• _EXERCISE_
Look at each line of the records and count those with "確定くじ番号の総和" in them. Please answer with the count alone.

━━ LISTED ENTRIES ━━

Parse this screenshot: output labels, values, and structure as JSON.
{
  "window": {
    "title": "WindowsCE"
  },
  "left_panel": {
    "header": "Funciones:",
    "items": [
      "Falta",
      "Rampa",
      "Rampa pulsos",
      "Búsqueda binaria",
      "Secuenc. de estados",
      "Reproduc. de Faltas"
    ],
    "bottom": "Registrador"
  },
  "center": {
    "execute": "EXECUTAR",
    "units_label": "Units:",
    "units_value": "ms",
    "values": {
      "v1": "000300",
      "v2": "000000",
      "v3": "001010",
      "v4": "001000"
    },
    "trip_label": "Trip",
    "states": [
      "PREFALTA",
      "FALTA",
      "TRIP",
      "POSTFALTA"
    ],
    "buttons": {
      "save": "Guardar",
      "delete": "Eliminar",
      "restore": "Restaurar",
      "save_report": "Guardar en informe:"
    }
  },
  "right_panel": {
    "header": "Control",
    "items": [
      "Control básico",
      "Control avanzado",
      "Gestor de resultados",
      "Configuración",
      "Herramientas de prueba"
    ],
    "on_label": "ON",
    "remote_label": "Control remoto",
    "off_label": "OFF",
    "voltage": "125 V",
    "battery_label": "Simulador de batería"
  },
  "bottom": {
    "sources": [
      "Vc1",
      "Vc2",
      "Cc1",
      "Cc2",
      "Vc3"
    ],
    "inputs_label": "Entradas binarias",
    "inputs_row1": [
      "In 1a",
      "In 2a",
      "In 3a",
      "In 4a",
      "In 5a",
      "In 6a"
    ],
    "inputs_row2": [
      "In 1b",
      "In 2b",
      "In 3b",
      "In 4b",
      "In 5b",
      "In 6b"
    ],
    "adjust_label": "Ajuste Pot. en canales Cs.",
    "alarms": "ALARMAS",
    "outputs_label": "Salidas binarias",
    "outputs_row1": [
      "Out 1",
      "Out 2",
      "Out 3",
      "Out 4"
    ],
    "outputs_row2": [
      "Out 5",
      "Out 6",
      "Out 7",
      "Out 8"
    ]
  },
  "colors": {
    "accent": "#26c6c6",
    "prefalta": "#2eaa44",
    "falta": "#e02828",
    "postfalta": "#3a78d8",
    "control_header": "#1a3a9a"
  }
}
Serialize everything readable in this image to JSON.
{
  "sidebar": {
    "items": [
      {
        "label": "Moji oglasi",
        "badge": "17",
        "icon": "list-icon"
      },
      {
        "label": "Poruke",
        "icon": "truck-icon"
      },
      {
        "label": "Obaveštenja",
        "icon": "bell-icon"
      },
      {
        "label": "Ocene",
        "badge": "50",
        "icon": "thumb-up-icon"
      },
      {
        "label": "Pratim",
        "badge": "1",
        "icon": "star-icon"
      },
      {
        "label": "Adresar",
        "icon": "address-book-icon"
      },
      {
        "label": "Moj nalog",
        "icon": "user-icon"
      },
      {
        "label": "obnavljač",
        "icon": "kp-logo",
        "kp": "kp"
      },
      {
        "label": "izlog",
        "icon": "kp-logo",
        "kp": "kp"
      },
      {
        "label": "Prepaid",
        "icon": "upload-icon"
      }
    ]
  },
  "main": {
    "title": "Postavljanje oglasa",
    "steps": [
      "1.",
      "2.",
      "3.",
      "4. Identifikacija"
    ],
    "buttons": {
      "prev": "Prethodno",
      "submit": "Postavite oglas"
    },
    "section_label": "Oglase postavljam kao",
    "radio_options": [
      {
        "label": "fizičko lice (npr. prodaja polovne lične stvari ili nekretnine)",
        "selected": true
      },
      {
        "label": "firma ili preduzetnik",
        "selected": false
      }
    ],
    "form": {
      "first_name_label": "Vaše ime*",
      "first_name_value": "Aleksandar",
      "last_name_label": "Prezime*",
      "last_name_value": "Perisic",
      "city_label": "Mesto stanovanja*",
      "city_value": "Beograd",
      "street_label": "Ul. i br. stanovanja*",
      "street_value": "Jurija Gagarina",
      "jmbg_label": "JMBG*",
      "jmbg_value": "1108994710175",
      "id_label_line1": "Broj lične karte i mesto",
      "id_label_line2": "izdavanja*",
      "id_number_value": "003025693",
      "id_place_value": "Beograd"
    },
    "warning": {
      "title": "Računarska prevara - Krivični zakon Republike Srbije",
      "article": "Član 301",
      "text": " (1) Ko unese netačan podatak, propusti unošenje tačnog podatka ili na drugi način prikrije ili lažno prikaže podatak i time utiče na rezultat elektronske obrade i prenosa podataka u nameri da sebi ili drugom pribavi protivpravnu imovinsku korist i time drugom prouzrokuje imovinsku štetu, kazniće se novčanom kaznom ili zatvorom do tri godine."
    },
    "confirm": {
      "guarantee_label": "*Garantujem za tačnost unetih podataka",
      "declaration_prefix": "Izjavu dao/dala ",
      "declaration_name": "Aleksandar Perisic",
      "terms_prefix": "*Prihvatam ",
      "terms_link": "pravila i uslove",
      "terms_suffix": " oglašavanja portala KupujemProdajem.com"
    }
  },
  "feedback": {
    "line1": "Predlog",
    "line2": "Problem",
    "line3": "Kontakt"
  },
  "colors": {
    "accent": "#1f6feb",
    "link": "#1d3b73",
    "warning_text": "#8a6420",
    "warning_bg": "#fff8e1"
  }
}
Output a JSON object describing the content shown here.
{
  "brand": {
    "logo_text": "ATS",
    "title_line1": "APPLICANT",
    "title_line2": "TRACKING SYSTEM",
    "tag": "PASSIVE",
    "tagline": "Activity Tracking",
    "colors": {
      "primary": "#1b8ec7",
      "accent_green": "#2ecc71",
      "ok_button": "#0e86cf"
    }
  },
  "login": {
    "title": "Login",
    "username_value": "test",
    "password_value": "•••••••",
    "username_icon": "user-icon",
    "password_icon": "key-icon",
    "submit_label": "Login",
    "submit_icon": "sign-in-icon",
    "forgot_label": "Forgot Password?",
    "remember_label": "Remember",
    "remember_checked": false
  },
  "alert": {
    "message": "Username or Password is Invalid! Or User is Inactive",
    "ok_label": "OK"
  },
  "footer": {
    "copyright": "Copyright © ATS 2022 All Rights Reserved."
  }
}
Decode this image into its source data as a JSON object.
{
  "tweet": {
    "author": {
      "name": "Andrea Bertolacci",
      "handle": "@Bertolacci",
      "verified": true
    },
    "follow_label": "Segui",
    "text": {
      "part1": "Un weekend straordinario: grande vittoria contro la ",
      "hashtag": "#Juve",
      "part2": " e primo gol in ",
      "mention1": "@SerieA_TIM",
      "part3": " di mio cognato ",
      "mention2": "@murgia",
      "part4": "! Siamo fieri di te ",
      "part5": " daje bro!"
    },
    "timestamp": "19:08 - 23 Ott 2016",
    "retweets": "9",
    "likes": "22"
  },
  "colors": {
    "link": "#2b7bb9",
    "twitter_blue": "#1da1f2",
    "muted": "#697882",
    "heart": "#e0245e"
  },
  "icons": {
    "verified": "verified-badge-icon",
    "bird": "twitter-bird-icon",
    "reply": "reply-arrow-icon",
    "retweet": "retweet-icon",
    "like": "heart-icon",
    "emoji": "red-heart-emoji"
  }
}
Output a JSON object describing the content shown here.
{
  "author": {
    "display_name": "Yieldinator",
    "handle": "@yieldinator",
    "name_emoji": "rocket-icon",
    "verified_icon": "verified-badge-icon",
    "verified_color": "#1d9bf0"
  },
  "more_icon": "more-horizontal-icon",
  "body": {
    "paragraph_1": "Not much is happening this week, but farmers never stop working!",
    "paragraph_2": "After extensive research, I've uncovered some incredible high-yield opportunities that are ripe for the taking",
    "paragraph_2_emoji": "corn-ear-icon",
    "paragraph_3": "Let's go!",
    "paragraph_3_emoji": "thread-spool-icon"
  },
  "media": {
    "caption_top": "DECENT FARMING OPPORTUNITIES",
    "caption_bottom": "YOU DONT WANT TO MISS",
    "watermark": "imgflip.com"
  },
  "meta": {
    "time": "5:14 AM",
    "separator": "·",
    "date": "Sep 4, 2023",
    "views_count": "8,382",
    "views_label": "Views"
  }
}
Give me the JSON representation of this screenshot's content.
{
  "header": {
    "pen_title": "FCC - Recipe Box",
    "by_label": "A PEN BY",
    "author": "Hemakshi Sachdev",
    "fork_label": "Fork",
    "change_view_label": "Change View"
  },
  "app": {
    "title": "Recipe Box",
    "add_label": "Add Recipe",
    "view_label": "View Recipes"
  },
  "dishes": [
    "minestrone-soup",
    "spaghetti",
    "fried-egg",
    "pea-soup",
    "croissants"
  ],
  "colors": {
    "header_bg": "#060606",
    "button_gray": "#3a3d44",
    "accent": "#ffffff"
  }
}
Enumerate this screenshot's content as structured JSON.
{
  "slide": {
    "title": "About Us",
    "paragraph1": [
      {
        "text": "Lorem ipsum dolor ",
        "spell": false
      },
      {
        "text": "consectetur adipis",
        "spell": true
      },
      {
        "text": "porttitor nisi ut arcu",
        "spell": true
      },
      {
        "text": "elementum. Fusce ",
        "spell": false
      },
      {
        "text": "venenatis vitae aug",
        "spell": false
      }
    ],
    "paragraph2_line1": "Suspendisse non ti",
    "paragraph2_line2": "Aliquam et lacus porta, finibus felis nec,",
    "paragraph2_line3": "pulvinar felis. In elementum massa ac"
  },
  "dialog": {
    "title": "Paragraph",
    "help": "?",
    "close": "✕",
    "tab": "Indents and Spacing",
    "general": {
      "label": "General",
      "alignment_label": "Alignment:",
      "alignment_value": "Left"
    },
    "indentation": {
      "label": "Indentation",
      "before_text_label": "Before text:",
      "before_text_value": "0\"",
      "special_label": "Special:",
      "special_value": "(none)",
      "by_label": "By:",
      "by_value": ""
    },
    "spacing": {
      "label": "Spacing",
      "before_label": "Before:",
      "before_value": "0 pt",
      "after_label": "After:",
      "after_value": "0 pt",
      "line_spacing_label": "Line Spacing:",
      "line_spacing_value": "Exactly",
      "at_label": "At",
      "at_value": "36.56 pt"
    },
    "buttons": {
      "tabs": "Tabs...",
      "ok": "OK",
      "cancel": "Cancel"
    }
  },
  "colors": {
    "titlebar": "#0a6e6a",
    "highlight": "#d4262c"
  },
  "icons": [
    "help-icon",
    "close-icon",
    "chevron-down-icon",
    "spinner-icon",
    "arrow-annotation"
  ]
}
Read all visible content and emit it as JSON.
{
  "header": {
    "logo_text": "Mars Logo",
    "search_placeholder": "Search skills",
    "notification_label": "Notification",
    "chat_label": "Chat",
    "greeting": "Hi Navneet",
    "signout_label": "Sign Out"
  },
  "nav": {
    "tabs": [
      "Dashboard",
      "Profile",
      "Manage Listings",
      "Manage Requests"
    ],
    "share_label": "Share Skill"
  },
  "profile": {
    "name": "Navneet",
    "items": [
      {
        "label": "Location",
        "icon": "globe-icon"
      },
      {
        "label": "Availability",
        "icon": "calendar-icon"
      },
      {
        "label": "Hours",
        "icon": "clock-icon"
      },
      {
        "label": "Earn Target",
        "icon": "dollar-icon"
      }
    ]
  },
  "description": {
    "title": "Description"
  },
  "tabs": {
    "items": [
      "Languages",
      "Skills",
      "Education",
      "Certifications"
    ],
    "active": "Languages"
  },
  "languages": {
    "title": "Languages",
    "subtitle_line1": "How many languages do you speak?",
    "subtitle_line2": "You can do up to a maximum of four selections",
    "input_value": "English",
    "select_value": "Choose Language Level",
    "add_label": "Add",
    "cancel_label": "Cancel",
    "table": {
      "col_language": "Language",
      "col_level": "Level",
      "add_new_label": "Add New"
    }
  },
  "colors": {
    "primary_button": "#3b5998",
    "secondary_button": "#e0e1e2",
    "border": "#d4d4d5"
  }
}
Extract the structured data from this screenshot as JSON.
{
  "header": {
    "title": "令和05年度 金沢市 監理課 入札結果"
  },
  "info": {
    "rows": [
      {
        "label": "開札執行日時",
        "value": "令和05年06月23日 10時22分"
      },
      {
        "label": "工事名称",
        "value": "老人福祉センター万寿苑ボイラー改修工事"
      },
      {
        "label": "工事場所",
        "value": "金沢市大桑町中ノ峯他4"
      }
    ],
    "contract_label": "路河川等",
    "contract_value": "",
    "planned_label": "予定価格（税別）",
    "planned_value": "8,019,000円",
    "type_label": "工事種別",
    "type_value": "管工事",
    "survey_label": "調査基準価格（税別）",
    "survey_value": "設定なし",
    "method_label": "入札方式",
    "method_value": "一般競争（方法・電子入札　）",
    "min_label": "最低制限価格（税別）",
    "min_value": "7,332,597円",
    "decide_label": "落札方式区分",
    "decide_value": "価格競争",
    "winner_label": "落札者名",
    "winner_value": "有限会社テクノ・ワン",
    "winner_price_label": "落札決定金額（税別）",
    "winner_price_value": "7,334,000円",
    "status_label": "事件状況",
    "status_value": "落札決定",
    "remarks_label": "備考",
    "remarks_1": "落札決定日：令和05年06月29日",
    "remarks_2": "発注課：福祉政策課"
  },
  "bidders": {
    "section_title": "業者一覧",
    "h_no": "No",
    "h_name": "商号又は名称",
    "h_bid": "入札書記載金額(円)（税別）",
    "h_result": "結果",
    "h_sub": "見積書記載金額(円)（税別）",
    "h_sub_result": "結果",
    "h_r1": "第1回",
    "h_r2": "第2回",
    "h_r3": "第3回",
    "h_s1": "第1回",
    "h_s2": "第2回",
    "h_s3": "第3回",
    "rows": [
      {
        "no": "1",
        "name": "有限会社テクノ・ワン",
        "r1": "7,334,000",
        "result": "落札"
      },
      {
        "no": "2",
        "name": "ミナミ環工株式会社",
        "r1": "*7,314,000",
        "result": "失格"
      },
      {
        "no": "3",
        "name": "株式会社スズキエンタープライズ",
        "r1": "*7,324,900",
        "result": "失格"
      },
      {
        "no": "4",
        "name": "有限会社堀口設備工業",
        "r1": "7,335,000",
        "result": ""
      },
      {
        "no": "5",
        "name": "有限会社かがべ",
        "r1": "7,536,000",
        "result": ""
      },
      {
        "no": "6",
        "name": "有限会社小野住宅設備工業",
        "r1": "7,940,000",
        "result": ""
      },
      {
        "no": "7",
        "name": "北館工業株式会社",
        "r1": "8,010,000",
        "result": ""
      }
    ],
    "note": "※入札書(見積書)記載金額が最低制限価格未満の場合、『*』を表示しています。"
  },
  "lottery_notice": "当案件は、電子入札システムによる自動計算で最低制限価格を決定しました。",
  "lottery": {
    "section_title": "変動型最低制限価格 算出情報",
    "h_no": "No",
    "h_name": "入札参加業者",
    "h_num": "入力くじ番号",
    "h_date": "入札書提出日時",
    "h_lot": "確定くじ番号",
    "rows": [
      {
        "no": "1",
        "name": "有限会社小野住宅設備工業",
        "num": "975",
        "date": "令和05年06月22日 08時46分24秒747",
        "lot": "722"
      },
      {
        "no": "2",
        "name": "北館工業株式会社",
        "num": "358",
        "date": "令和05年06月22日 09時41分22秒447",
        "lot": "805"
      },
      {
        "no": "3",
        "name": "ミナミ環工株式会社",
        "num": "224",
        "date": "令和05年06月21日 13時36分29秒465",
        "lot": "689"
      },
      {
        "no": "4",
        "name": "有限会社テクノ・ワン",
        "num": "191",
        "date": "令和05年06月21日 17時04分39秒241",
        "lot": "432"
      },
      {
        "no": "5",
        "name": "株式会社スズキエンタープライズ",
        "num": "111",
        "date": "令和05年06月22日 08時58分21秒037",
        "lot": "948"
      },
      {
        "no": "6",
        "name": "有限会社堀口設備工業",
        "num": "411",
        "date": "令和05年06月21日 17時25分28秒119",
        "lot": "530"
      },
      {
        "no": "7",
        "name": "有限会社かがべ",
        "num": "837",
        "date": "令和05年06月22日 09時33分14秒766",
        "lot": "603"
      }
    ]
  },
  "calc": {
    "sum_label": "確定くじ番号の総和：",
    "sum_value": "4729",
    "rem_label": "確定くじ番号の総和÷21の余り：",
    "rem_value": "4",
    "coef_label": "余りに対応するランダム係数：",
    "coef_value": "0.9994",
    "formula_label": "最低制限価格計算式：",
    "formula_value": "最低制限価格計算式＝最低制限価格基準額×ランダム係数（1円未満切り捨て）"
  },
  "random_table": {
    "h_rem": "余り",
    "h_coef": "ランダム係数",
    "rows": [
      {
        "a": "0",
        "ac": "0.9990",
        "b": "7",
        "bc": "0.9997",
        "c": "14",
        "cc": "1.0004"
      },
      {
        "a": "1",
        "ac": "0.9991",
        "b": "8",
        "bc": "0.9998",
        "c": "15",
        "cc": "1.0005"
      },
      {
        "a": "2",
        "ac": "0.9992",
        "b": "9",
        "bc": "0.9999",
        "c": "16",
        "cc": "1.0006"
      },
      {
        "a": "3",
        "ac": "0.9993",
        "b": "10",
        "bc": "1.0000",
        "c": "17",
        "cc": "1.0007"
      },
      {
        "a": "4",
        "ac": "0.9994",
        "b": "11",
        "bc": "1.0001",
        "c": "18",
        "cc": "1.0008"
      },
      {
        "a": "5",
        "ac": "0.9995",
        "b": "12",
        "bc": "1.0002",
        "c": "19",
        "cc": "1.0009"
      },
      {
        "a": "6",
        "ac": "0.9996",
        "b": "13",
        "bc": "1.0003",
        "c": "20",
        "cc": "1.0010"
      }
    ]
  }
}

━━━

• _CORRECT RESPONSE_
2